» **DATA PROVIDED**
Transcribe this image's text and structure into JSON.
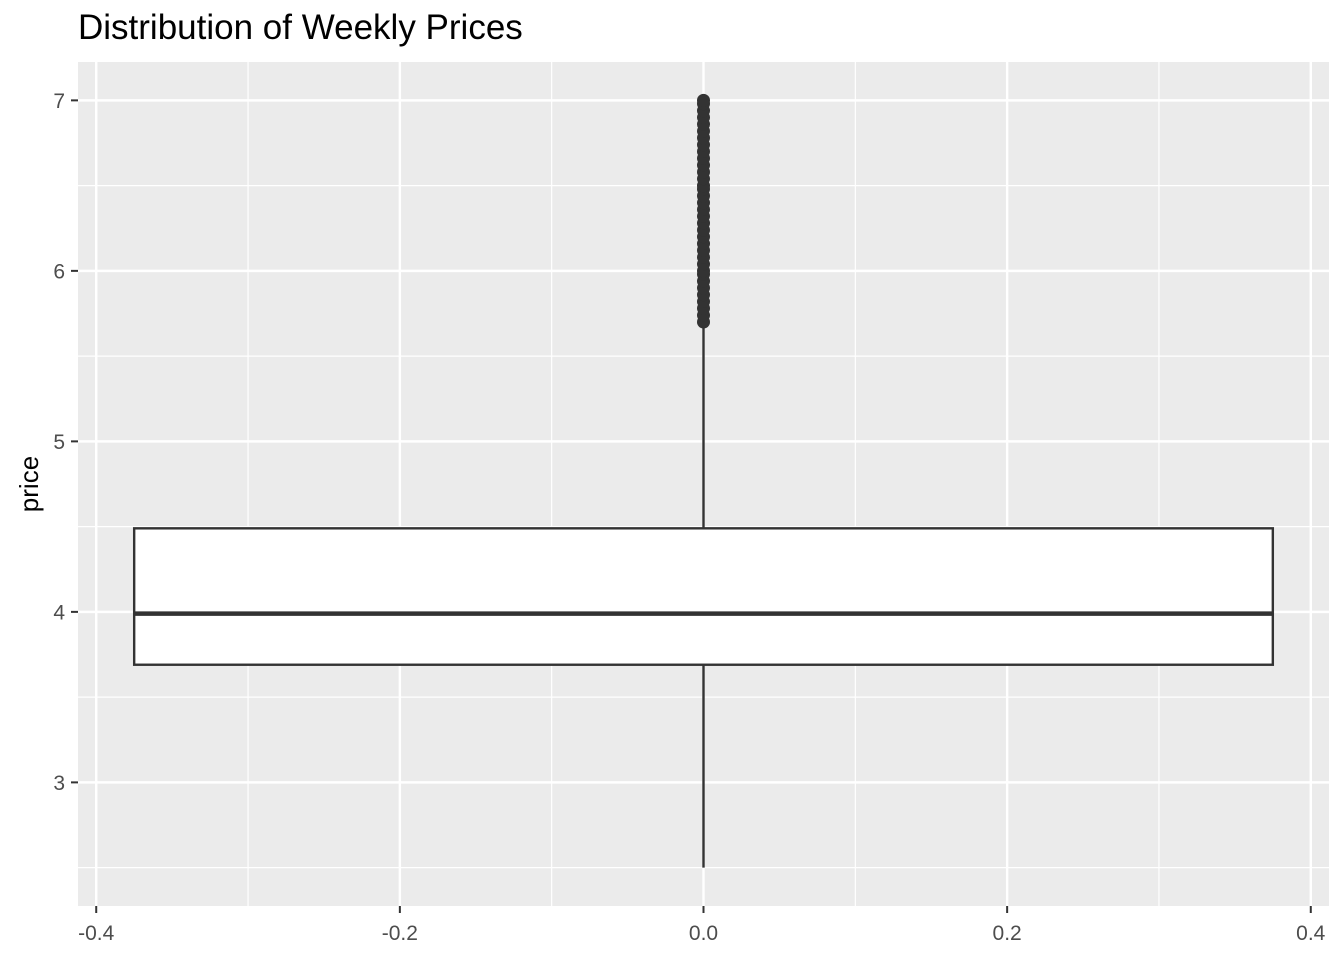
{
  "chart_data": {
    "type": "boxplot",
    "title": "Distribution of Weekly Prices",
    "xlabel": "",
    "ylabel": "price",
    "xlim": [
      -0.4,
      0.4
    ],
    "ylim": [
      2.5,
      7.0
    ],
    "x_ticks": [
      -0.4,
      -0.2,
      0.0,
      0.2,
      0.4
    ],
    "x_tick_labels": [
      "-0.4",
      "-0.2",
      "0.0",
      "0.2",
      "0.4"
    ],
    "y_ticks": [
      3,
      4,
      5,
      6,
      7
    ],
    "y_tick_labels": [
      "3",
      "4",
      "5",
      "6",
      "7"
    ],
    "grid": true,
    "legend": "none",
    "box": {
      "x": 0.0,
      "width": 0.75,
      "min": 2.5,
      "q1": 3.69,
      "median": 3.99,
      "q3": 4.49,
      "whisker_low": 2.5,
      "whisker_high": 5.69,
      "outliers": [
        5.7,
        5.74,
        5.78,
        5.82,
        5.86,
        5.9,
        5.94,
        5.98,
        6.0,
        6.04,
        6.08,
        6.12,
        6.16,
        6.2,
        6.24,
        6.28,
        6.32,
        6.36,
        6.4,
        6.44,
        6.48,
        6.5,
        6.54,
        6.58,
        6.62,
        6.66,
        6.7,
        6.74,
        6.78,
        6.82,
        6.86,
        6.9,
        6.94,
        6.98,
        7.0
      ]
    },
    "colors": {
      "panel_background": "#EBEBEB",
      "grid_major": "#FFFFFF",
      "box_fill": "#FFFFFF",
      "box_line": "#333333",
      "tick_text": "#4D4D4D",
      "axis_title": "#000000"
    }
  }
}
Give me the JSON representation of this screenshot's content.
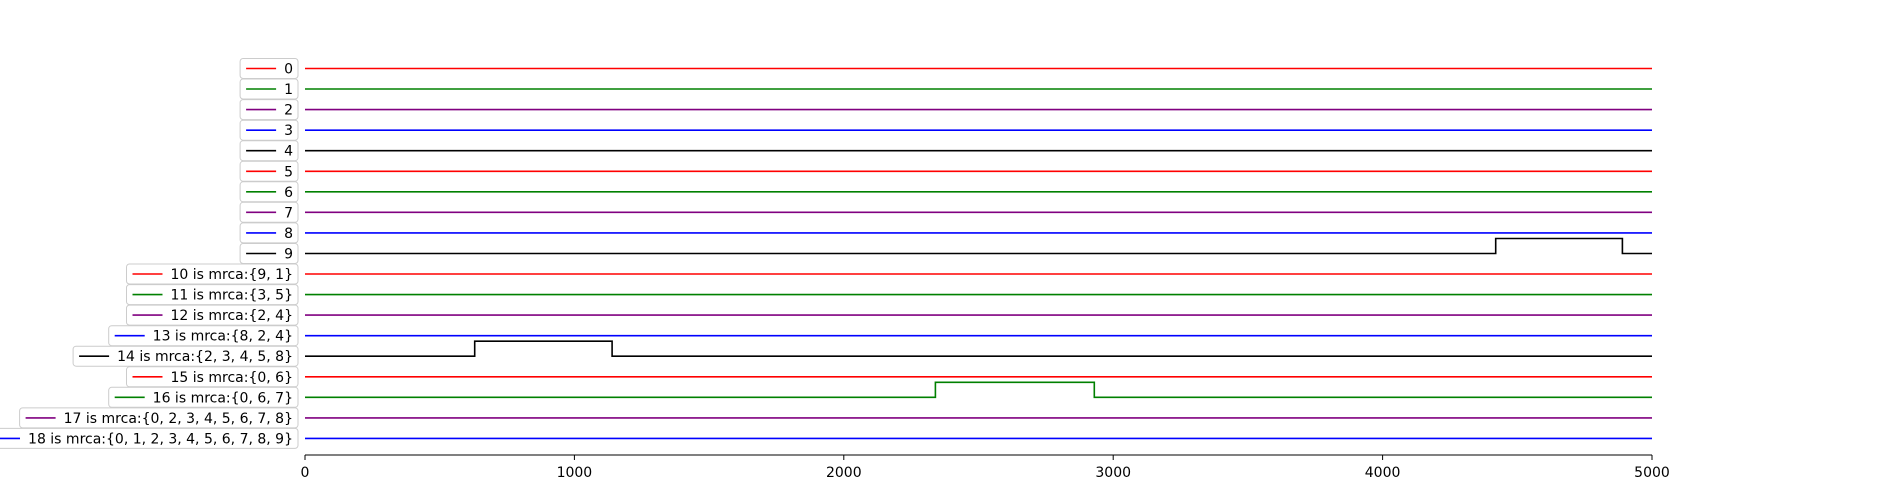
{
  "chart_data": {
    "type": "line",
    "title": "",
    "xlabel": "",
    "ylabel": "",
    "xlim": [
      0,
      5000
    ],
    "xticks": [
      "0",
      "1000",
      "2000",
      "3000",
      "4000",
      "5000"
    ],
    "xtick_values": [
      0,
      1000,
      2000,
      3000,
      4000,
      5000
    ],
    "grid": false,
    "legend_placement": "left of each trace",
    "series": [
      {
        "name": "0",
        "color": "#ff0000",
        "segments": [
          [
            0,
            5000,
            0
          ]
        ]
      },
      {
        "name": "1",
        "color": "#008000",
        "segments": [
          [
            0,
            5000,
            0
          ]
        ]
      },
      {
        "name": "2",
        "color": "#800080",
        "segments": [
          [
            0,
            5000,
            0
          ]
        ]
      },
      {
        "name": "3",
        "color": "#0000ff",
        "segments": [
          [
            0,
            5000,
            0
          ]
        ]
      },
      {
        "name": "4",
        "color": "#000000",
        "segments": [
          [
            0,
            5000,
            0
          ]
        ]
      },
      {
        "name": "5",
        "color": "#ff0000",
        "segments": [
          [
            0,
            5000,
            0
          ]
        ]
      },
      {
        "name": "6",
        "color": "#008000",
        "segments": [
          [
            0,
            5000,
            0
          ]
        ]
      },
      {
        "name": "7",
        "color": "#800080",
        "segments": [
          [
            0,
            5000,
            0
          ]
        ]
      },
      {
        "name": "8",
        "color": "#0000ff",
        "segments": [
          [
            0,
            5000,
            0
          ]
        ]
      },
      {
        "name": "9",
        "color": "#000000",
        "segments": [
          [
            0,
            4420,
            0
          ],
          [
            4420,
            4890,
            1
          ],
          [
            4890,
            5000,
            0
          ]
        ]
      },
      {
        "name": "10 is mrca:{9, 1}",
        "color": "#ff0000",
        "segments": [
          [
            0,
            5000,
            0
          ]
        ]
      },
      {
        "name": "11 is mrca:{3, 5}",
        "color": "#008000",
        "segments": [
          [
            0,
            5000,
            0
          ]
        ]
      },
      {
        "name": "12 is mrca:{2, 4}",
        "color": "#800080",
        "segments": [
          [
            0,
            5000,
            0
          ]
        ]
      },
      {
        "name": "13 is mrca:{8, 2, 4}",
        "color": "#0000ff",
        "segments": [
          [
            0,
            5000,
            0
          ]
        ]
      },
      {
        "name": "14 is mrca:{2, 3, 4, 5, 8}",
        "color": "#000000",
        "segments": [
          [
            0,
            630,
            0
          ],
          [
            630,
            1140,
            1
          ],
          [
            1140,
            5000,
            0
          ]
        ]
      },
      {
        "name": "15 is mrca:{0, 6}",
        "color": "#ff0000",
        "segments": [
          [
            0,
            5000,
            0
          ]
        ]
      },
      {
        "name": "16 is mrca:{0, 6, 7}",
        "color": "#008000",
        "segments": [
          [
            0,
            2340,
            0
          ],
          [
            2340,
            2930,
            1
          ],
          [
            2930,
            5000,
            0
          ]
        ]
      },
      {
        "name": "17 is mrca:{0, 2, 3, 4, 5, 6, 7, 8}",
        "color": "#800080",
        "segments": [
          [
            0,
            5000,
            0
          ]
        ]
      },
      {
        "name": "18 is mrca:{0, 1, 2, 3, 4, 5, 6, 7, 8, 9}",
        "color": "#0000ff",
        "segments": [
          [
            0,
            5000,
            0
          ]
        ]
      }
    ]
  }
}
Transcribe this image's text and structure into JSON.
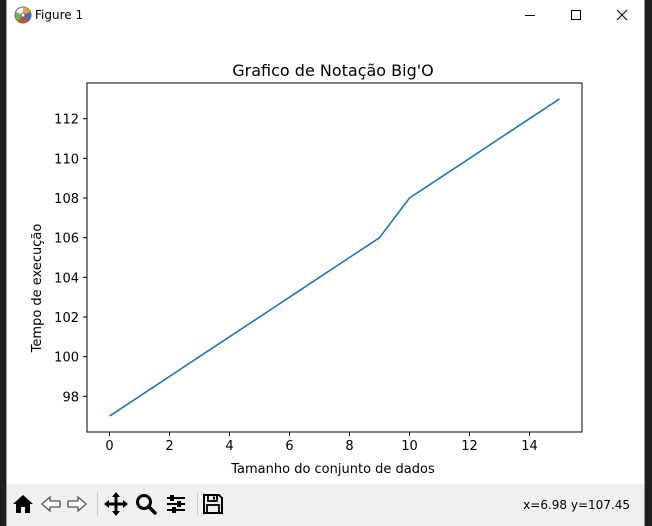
{
  "window": {
    "title": "Figure 1",
    "icon": "matplotlib-figure-icon",
    "controls": [
      "minimize-icon",
      "maximize-icon",
      "close-icon"
    ]
  },
  "toolbar": {
    "tools": [
      {
        "name": "home",
        "icon": "home-icon"
      },
      {
        "name": "back",
        "icon": "arrow-left-icon"
      },
      {
        "name": "forward",
        "icon": "arrow-right-icon"
      },
      {
        "name": "pan",
        "icon": "move-icon"
      },
      {
        "name": "zoom",
        "icon": "magnifier-icon"
      },
      {
        "name": "configure",
        "icon": "sliders-icon"
      },
      {
        "name": "save",
        "icon": "floppy-disk-icon"
      }
    ],
    "coordinates": "x=6.98 y=107.45"
  },
  "chart_data": {
    "type": "line",
    "title": "Grafico de Notação Big'O",
    "xlabel": "Tamanho do conjunto de dados",
    "ylabel": "Tempo de execução",
    "xlim": [
      -0.75,
      15.75
    ],
    "ylim": [
      96.2,
      113.8
    ],
    "xticks": [
      0,
      2,
      4,
      6,
      8,
      10,
      12,
      14
    ],
    "yticks": [
      98,
      100,
      102,
      104,
      106,
      108,
      110,
      112
    ],
    "grid": false,
    "color": "#1f77b4",
    "series": [
      {
        "x": [
          0,
          1,
          2,
          3,
          4,
          5,
          6,
          7,
          8,
          9,
          10,
          11,
          12,
          13,
          14,
          15
        ],
        "values": [
          97,
          98,
          99,
          100,
          101,
          102,
          103,
          104,
          105,
          106,
          108,
          109,
          110,
          111,
          112,
          113
        ]
      }
    ]
  }
}
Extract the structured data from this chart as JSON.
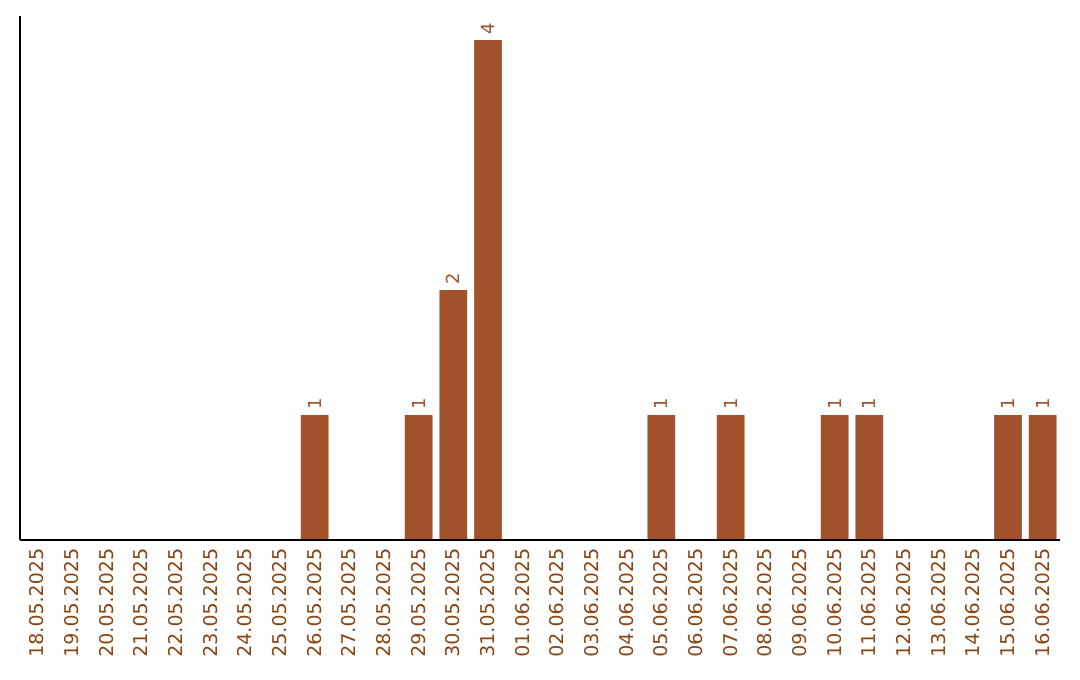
{
  "chart_data": {
    "type": "bar",
    "categories": [
      "18.05.2025",
      "19.05.2025",
      "20.05.2025",
      "21.05.2025",
      "22.05.2025",
      "23.05.2025",
      "24.05.2025",
      "25.05.2025",
      "26.05.2025",
      "27.05.2025",
      "28.05.2025",
      "29.05.2025",
      "30.05.2025",
      "31.05.2025",
      "01.06.2025",
      "02.06.2025",
      "03.06.2025",
      "04.06.2025",
      "05.06.2025",
      "06.06.2025",
      "07.06.2025",
      "08.06.2025",
      "09.06.2025",
      "10.06.2025",
      "11.06.2025",
      "12.06.2025",
      "13.06.2025",
      "14.06.2025",
      "15.06.2025",
      "16.06.2025"
    ],
    "values": [
      0,
      0,
      0,
      0,
      0,
      0,
      0,
      0,
      1,
      0,
      0,
      1,
      2,
      4,
      0,
      0,
      0,
      0,
      1,
      0,
      1,
      0,
      0,
      1,
      1,
      0,
      0,
      0,
      1,
      1
    ],
    "value_labels": [
      null,
      null,
      null,
      null,
      null,
      null,
      null,
      null,
      "1",
      null,
      null,
      "1",
      "2",
      "4",
      null,
      null,
      null,
      null,
      "1",
      null,
      "1",
      null,
      null,
      "1",
      "1",
      null,
      null,
      null,
      "1",
      "1"
    ],
    "color": "#a0522d",
    "tick_labels": "x"
  }
}
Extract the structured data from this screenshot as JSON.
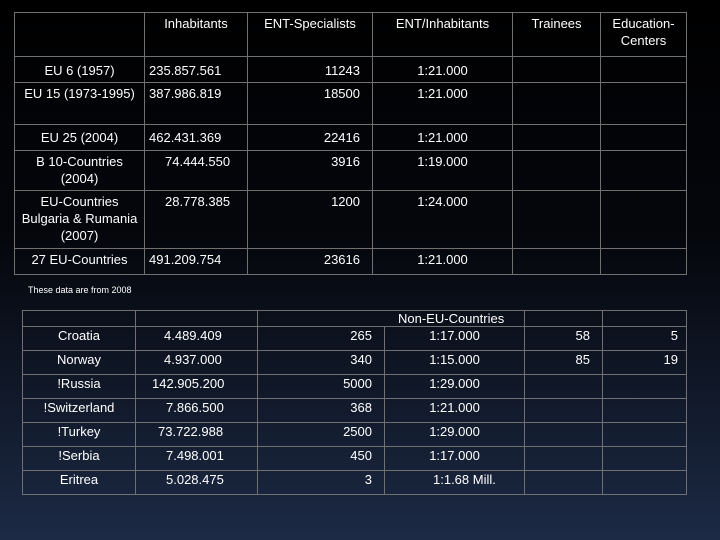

» **TASK DIRECTIONS**
Answer with one number: how many lines in the listing hold "ylabel".

» **THE RESPONSE**
3